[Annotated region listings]

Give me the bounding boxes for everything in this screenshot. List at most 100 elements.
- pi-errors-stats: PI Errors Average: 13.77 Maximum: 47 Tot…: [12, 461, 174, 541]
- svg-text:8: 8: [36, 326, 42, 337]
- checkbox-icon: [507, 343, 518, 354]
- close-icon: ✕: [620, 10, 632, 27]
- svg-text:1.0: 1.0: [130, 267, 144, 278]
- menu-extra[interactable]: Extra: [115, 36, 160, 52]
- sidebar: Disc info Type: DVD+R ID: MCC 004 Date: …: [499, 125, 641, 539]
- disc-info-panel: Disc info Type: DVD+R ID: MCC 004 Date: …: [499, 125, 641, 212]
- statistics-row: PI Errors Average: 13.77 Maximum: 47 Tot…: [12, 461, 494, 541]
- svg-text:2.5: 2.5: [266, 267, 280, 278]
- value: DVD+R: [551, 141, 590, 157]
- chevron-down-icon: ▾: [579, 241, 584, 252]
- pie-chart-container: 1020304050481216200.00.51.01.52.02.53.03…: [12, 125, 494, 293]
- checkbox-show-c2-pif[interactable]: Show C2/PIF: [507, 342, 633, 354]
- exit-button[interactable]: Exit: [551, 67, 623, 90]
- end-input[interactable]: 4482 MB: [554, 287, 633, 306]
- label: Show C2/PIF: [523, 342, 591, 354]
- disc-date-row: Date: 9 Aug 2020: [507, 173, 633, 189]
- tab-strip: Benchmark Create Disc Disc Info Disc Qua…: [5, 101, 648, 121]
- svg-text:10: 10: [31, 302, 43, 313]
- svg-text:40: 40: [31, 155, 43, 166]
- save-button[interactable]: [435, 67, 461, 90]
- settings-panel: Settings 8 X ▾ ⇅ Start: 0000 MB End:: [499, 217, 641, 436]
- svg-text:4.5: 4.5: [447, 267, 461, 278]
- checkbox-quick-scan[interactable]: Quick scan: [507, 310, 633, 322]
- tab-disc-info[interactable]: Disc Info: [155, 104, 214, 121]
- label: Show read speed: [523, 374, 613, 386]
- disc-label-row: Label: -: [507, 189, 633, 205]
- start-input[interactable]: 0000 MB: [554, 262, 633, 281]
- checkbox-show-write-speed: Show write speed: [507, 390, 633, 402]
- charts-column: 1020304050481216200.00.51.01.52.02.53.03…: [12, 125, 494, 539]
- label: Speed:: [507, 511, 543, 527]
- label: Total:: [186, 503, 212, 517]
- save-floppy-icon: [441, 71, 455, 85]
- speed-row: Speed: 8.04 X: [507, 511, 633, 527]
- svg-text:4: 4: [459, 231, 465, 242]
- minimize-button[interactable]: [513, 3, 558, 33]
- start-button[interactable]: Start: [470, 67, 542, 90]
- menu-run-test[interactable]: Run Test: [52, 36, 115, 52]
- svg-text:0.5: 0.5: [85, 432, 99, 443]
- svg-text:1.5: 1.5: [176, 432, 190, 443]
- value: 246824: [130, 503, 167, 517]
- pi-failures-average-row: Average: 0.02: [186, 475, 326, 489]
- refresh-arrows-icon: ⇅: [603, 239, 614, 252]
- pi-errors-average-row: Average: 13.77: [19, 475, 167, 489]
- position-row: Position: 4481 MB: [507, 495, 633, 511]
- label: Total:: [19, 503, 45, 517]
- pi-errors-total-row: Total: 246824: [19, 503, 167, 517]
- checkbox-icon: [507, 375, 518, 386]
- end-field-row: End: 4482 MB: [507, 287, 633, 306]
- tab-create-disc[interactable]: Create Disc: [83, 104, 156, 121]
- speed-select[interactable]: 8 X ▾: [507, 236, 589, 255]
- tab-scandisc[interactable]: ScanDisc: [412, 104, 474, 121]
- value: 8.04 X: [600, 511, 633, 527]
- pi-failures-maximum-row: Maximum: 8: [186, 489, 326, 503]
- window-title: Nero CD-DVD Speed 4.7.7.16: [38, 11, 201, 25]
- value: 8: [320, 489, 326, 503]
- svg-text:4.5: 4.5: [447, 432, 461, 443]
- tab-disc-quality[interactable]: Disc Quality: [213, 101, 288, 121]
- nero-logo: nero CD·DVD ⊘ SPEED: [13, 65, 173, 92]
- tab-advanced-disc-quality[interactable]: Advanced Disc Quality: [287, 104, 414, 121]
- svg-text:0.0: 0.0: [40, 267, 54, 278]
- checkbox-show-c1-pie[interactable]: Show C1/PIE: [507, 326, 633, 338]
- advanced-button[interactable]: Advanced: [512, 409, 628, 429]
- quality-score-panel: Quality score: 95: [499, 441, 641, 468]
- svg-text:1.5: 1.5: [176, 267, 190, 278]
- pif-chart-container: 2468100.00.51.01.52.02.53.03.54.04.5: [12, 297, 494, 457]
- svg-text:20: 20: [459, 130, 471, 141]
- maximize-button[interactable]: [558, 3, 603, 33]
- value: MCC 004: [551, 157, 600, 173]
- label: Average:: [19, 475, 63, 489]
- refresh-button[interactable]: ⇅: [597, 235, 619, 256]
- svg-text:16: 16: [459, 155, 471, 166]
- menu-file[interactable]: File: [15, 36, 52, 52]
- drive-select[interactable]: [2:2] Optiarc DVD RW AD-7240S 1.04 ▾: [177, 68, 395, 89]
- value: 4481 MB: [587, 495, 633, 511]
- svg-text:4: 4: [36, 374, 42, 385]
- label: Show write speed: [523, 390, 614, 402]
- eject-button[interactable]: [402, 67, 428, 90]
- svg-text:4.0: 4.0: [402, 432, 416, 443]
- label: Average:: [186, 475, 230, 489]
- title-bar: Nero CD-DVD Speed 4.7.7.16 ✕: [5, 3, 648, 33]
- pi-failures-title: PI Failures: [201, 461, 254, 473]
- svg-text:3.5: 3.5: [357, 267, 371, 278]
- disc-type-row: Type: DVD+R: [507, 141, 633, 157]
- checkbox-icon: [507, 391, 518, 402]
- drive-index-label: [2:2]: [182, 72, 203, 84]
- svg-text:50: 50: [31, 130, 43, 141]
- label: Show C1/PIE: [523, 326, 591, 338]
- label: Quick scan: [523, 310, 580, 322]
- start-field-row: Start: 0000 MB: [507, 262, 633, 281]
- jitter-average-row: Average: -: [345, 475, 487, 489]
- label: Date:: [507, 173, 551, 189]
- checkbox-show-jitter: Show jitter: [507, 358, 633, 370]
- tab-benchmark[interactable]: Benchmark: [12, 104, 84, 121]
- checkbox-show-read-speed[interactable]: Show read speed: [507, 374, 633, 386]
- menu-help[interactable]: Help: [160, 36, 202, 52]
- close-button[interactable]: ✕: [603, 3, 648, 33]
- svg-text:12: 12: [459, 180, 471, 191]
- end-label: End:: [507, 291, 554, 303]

Your objective: Extract every line of the listing above verbatim, changing nothing.

Solution below:
Give me the bounding boxes for everything in this screenshot. List at most 100 elements.
- pi-errors-stats: PI Errors Average: 13.77 Maximum: 47 Tot…: [12, 461, 174, 541]
- svg-text:8: 8: [36, 326, 42, 337]
- checkbox-icon: [507, 343, 518, 354]
- close-icon: ✕: [620, 10, 632, 27]
- svg-text:1.0: 1.0: [130, 267, 144, 278]
- menu-extra[interactable]: Extra: [115, 36, 160, 52]
- sidebar: Disc info Type: DVD+R ID: MCC 004 Date: …: [499, 125, 641, 539]
- disc-info-panel: Disc info Type: DVD+R ID: MCC 004 Date: …: [499, 125, 641, 212]
- statistics-row: PI Errors Average: 13.77 Maximum: 47 Tot…: [12, 461, 494, 541]
- svg-text:2.5: 2.5: [266, 267, 280, 278]
- value: DVD+R: [551, 141, 590, 157]
- chevron-down-icon: ▾: [579, 241, 584, 252]
- pie-chart-container: 1020304050481216200.00.51.01.52.02.53.03…: [12, 125, 494, 293]
- checkbox-show-c2-pif[interactable]: Show C2/PIF: [507, 342, 633, 354]
- exit-button[interactable]: Exit: [551, 67, 623, 90]
- end-input[interactable]: 4482 MB: [554, 287, 633, 306]
- label: Show C2/PIF: [523, 342, 591, 354]
- disc-date-row: Date: 9 Aug 2020: [507, 173, 633, 189]
- tab-strip: Benchmark Create Disc Disc Info Disc Qua…: [5, 101, 648, 121]
- svg-text:10: 10: [31, 302, 43, 313]
- svg-text:40: 40: [31, 155, 43, 166]
- save-button[interactable]: [435, 67, 461, 90]
- settings-panel: Settings 8 X ▾ ⇅ Start: 0000 MB End:: [499, 217, 641, 436]
- svg-text:4.5: 4.5: [447, 267, 461, 278]
- checkbox-quick-scan[interactable]: Quick scan: [507, 310, 633, 322]
- tab-disc-info[interactable]: Disc Info: [155, 104, 214, 121]
- label: Show read speed: [523, 374, 613, 386]
- disc-label-row: Label: -: [507, 189, 633, 205]
- start-input[interactable]: 0000 MB: [554, 262, 633, 281]
- checkbox-show-write-speed: Show write speed: [507, 390, 633, 402]
- charts-column: 1020304050481216200.00.51.01.52.02.53.03…: [12, 125, 494, 539]
- label: Speed:: [507, 511, 543, 527]
- label: Total:: [186, 503, 212, 517]
- save-floppy-icon: [441, 71, 455, 85]
- speed-row: Speed: 8.04 X: [507, 511, 633, 527]
- svg-text:4: 4: [459, 231, 465, 242]
- minimize-button[interactable]: [513, 3, 558, 33]
- start-button[interactable]: Start: [470, 67, 542, 90]
- menu-run-test[interactable]: Run Test: [52, 36, 115, 52]
- svg-text:0.5: 0.5: [85, 432, 99, 443]
- svg-text:1.5: 1.5: [176, 432, 190, 443]
- value: 246824: [130, 503, 167, 517]
- pi-failures-average-row: Average: 0.02: [186, 475, 326, 489]
- refresh-arrows-icon: ⇅: [603, 239, 614, 252]
- pi-errors-average-row: Average: 13.77: [19, 475, 167, 489]
- position-row: Position: 4481 MB: [507, 495, 633, 511]
- label: Total:: [19, 503, 45, 517]
- pi-errors-total-row: Total: 246824: [19, 503, 167, 517]
- checkbox-icon: [507, 375, 518, 386]
- end-field-row: End: 4482 MB: [507, 287, 633, 306]
- tab-create-disc[interactable]: Create Disc: [83, 104, 156, 121]
- speed-select[interactable]: 8 X ▾: [507, 236, 589, 255]
- tab-scandisc[interactable]: ScanDisc: [412, 104, 474, 121]
- value: 8.04 X: [600, 511, 633, 527]
- pi-failures-maximum-row: Maximum: 8: [186, 489, 326, 503]
- window-title: Nero CD-DVD Speed 4.7.7.16: [38, 11, 201, 25]
- value: 8: [320, 489, 326, 503]
- svg-text:4.5: 4.5: [447, 432, 461, 443]
- tab-disc-quality[interactable]: Disc Quality: [213, 101, 288, 121]
- nero-logo: nero CD·DVD ⊘ SPEED: [13, 65, 173, 92]
- tab-advanced-disc-quality[interactable]: Advanced Disc Quality: [287, 104, 414, 121]
- svg-text:0.0: 0.0: [40, 267, 54, 278]
- checkbox-show-c1-pie[interactable]: Show C1/PIE: [507, 326, 633, 338]
- advanced-button[interactable]: Advanced: [512, 409, 628, 429]
- quality-score-panel: Quality score: 95: [499, 441, 641, 468]
- svg-text:1.5: 1.5: [176, 267, 190, 278]
- pif-chart-container: 2468100.00.51.01.52.02.53.03.54.04.5: [12, 297, 494, 457]
- svg-text:20: 20: [459, 130, 471, 141]
- maximize-button[interactable]: [558, 3, 603, 33]
- value: MCC 004: [551, 157, 600, 173]
- label: Average:: [19, 475, 63, 489]
- refresh-button[interactable]: ⇅: [597, 235, 619, 256]
- svg-text:16: 16: [459, 155, 471, 166]
- menu-file[interactable]: File: [15, 36, 52, 52]
- drive-select[interactable]: [2:2] Optiarc DVD RW AD-7240S 1.04 ▾: [177, 68, 395, 89]
- value: 4481 MB: [587, 495, 633, 511]
- svg-text:4: 4: [36, 374, 42, 385]
- label: Show write speed: [523, 390, 614, 402]
- eject-button[interactable]: [402, 67, 428, 90]
- svg-text:4.0: 4.0: [402, 432, 416, 443]
- label: Average:: [186, 475, 230, 489]
- title-bar: Nero CD-DVD Speed 4.7.7.16 ✕: [5, 3, 648, 33]
- pi-failures-title: PI Failures: [201, 461, 254, 473]
- svg-text:3.5: 3.5: [357, 267, 371, 278]
- disc-type-row: Type: DVD+R: [507, 141, 633, 157]
- checkbox-icon: [507, 391, 518, 402]
- drive-index-label: [2:2]: [182, 72, 203, 84]
- svg-text:50: 50: [31, 130, 43, 141]
- label: Show C1/PIE: [523, 326, 591, 338]
- label: Quick scan: [523, 310, 580, 322]
- start-field-row: Start: 0000 MB: [507, 262, 633, 281]
- jitter-average-row: Average: -: [345, 475, 487, 489]
- label: Date:: [507, 173, 551, 189]
- checkbox-show-jitter: Show jitter: [507, 358, 633, 370]
- tab-benchmark[interactable]: Benchmark: [12, 104, 84, 121]
- checkbox-show-read-speed[interactable]: Show read speed: [507, 374, 633, 386]
- menu-help[interactable]: Help: [160, 36, 202, 52]
- close-button[interactable]: ✕: [603, 3, 648, 33]
- svg-text:12: 12: [459, 180, 471, 191]
- end-label: End:: [507, 291, 554, 303]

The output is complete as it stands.